_Supplied material_

## start

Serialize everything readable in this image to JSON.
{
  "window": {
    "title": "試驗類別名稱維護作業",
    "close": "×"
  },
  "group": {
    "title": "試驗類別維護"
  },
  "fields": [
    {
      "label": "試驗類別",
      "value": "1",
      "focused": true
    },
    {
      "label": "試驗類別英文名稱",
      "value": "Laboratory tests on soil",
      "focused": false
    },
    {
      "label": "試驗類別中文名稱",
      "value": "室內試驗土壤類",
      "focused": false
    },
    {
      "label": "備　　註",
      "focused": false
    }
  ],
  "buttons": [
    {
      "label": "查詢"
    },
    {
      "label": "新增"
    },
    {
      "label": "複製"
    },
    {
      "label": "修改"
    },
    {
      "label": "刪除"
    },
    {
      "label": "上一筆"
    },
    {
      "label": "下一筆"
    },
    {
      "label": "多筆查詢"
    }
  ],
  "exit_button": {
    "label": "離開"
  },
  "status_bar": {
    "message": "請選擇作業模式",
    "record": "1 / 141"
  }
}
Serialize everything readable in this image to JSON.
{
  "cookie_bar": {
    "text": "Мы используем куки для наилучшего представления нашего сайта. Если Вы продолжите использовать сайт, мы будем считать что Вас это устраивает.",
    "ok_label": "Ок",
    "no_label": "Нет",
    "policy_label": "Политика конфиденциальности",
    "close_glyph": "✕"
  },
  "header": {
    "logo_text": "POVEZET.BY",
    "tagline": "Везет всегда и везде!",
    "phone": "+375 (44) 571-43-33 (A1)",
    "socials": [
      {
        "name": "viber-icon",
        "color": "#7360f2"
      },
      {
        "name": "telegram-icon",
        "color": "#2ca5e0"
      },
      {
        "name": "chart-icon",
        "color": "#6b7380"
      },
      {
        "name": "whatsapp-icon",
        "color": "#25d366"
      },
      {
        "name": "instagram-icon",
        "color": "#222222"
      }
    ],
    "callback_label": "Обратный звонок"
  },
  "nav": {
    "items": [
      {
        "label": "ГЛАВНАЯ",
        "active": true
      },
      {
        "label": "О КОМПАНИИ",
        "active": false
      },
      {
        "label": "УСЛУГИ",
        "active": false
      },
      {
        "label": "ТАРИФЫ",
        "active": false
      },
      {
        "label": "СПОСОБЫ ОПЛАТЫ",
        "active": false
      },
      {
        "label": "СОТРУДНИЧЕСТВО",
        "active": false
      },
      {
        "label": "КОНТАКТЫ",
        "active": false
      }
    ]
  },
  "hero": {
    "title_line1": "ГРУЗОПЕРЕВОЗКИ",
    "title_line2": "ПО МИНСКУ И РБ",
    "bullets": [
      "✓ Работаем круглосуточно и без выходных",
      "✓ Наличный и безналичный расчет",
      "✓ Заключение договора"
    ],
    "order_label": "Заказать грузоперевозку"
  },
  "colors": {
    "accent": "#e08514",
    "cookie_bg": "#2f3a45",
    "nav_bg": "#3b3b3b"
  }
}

## end

_What is asked_
Using the records given above, list every line that includes the word "icon".

_Solved problem_
        "name": "viber-icon",
        "name": "telegram-icon",
        "name": "chart-icon",
        "name": "whatsapp-icon",
        "name": "instagram-icon",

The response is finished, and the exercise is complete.